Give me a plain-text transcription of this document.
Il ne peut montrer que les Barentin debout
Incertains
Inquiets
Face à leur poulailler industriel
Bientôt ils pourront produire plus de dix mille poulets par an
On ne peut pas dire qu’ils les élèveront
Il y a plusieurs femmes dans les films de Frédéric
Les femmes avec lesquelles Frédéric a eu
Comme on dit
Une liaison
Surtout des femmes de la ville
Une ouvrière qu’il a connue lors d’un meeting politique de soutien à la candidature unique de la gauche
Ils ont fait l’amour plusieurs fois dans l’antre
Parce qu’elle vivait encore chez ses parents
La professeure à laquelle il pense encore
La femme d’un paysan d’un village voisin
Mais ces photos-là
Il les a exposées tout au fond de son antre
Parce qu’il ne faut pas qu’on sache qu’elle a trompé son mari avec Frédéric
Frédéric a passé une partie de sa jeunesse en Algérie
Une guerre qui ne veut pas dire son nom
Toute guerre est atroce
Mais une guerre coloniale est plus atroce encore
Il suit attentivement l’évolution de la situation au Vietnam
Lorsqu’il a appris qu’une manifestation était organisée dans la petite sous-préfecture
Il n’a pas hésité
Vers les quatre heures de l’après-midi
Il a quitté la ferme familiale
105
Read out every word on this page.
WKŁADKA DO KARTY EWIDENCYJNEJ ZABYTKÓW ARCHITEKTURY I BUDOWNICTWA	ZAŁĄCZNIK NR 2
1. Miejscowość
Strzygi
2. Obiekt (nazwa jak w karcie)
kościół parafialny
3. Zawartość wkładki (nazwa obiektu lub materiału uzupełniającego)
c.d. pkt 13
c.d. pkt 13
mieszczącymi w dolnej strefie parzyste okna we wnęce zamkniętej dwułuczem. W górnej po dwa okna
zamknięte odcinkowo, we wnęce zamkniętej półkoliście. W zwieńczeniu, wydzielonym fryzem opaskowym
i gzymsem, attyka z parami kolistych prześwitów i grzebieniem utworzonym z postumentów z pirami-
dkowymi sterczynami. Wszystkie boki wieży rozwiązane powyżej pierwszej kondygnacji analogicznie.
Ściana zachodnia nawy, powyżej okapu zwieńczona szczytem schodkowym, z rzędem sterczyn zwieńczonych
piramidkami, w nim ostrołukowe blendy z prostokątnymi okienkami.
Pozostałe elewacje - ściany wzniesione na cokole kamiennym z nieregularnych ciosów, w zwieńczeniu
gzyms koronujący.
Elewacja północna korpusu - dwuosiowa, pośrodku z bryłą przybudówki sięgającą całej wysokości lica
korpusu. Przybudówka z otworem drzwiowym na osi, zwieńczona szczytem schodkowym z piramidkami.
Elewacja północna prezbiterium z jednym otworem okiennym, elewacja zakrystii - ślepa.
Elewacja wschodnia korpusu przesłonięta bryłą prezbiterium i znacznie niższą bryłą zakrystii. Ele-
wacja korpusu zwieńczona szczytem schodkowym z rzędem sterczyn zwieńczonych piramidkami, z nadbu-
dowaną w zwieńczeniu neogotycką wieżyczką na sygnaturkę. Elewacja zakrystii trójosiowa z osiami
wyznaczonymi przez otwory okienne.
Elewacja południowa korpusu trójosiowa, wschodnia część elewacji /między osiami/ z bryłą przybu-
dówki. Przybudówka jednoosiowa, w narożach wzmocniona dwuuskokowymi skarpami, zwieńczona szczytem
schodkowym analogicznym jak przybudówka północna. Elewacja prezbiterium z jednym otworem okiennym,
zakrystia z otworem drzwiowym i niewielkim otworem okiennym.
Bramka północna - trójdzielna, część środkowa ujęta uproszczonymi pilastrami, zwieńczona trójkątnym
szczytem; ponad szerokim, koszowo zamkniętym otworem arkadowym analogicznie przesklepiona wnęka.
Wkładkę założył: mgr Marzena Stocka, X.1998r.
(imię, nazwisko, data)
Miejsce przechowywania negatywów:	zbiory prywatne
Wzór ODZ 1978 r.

:::

Exercise objective: Please repeat the material above, word for word and in full.

Final answer:
Give me a plain-text transcription of this document.
Il ne peut montrer que les Barentin debout
Incertains
Inquiets
Face à leur poulailler industriel
Bientôt ils pourront produire plus de dix mille poulets par an
On ne peut pas dire qu’ils les élèveront
Il y a plusieurs femmes dans les films de Frédéric
Les femmes avec lesquelles Frédéric a eu
Comme on dit
Une liaison
Surtout des femmes de la ville
Une ouvrière qu’il a connue lors d’un meeting politique de soutien à la candidature unique de la gauche
Ils ont fait l’amour plusieurs fois dans l’antre
Parce qu’elle vivait encore chez ses parents
La professeure à laquelle il pense encore
La femme d’un paysan d’un village voisin
Mais ces photos-là
Il les a exposées tout au fond de son antre
Parce qu’il ne faut pas qu’on sache qu’elle a trompé son mari avec Frédéric
Frédéric a passé une partie de sa jeunesse en Algérie
Une guerre qui ne veut pas dire son nom
Toute guerre est atroce
Mais une guerre coloniale est plus atroce encore
Il suit attentivement l’évolution de la situation au Vietnam
Lorsqu’il a appris qu’une manifestation était organisée dans la petite sous-préfecture
Il n’a pas hésité
Vers les quatre heures de l’après-midi
Il a quitté la ferme familiale
105
Read out every word on this page.
WKŁADKA DO KARTY EWIDENCYJNEJ ZABYTKÓW ARCHITEKTURY I BUDOWNICTWA	ZAŁĄCZNIK NR 2
1. Miejscowość
Strzygi
2. Obiekt (nazwa jak w karcie)
kościół parafialny
3. Zawartość wkładki (nazwa obiektu lub materiału uzupełniającego)
c.d. pkt 13
c.d. pkt 13
mieszczącymi w dolnej strefie parzyste okna we wnęce zamkniętej dwułuczem. W górnej po dwa okna
zamknięte odcinkowo, we wnęce zamkniętej półkoliście. W zwieńczeniu, wydzielonym fryzem opaskowym
i gzymsem, attyka z parami kolistych prześwitów i grzebieniem utworzonym z postumentów z pirami-
dkowymi sterczynami. Wszystkie boki wieży rozwiązane powyżej pierwszej kondygnacji analogicznie.
Ściana zachodnia nawy, powyżej okapu zwieńczona szczytem schodkowym, z rzędem sterczyn zwieńczonych
piramidkami, w nim ostrołukowe blendy z prostokątnymi okienkami.
Pozostałe elewacje - ściany wzniesione na cokole kamiennym z nieregularnych ciosów, w zwieńczeniu
gzyms koronujący.
Elewacja północna korpusu - dwuosiowa, pośrodku z bryłą przybudówki sięgającą całej wysokości lica
korpusu. Przybudówka z otworem drzwiowym na osi, zwieńczona szczytem schodkowym z piramidkami.
Elewacja północna prezbiterium z jednym otworem okiennym, elewacja zakrystii - ślepa.
Elewacja wschodnia korpusu przesłonięta bryłą prezbiterium i znacznie niższą bryłą zakrystii. Ele-
wacja korpusu zwieńczona szczytem schodkowym z rzędem sterczyn zwieńczonych piramidkami, z nadbu-
dowaną w zwieńczeniu neogotycką wieżyczką na sygnaturkę. Elewacja zakrystii trójosiowa z osiami
wyznaczonymi przez otwory okienne.
Elewacja południowa korpusu trójosiowa, wschodnia część elewacji /między osiami/ z bryłą przybu-
dówki. Przybudówka jednoosiowa, w narożach wzmocniona dwuuskokowymi skarpami, zwieńczona szczytem
schodkowym analogicznym jak przybudówka północna. Elewacja prezbiterium z jednym otworem okiennym,
zakrystia z otworem drzwiowym i niewielkim otworem okiennym.
Bramka północna - trójdzielna, część środkowa ujęta uproszczonymi pilastrami, zwieńczona trójkątnym
szczytem; ponad szerokim, koszowo zamkniętym otworem arkadowym analogicznie przesklepiona wnęka.
Wkładkę założył: mgr Marzena Stocka, X.1998r.
(imię, nazwisko, data)
Miejsce przechowywania negatywów:	zbiory prywatne
Wzór ODZ 1978 r.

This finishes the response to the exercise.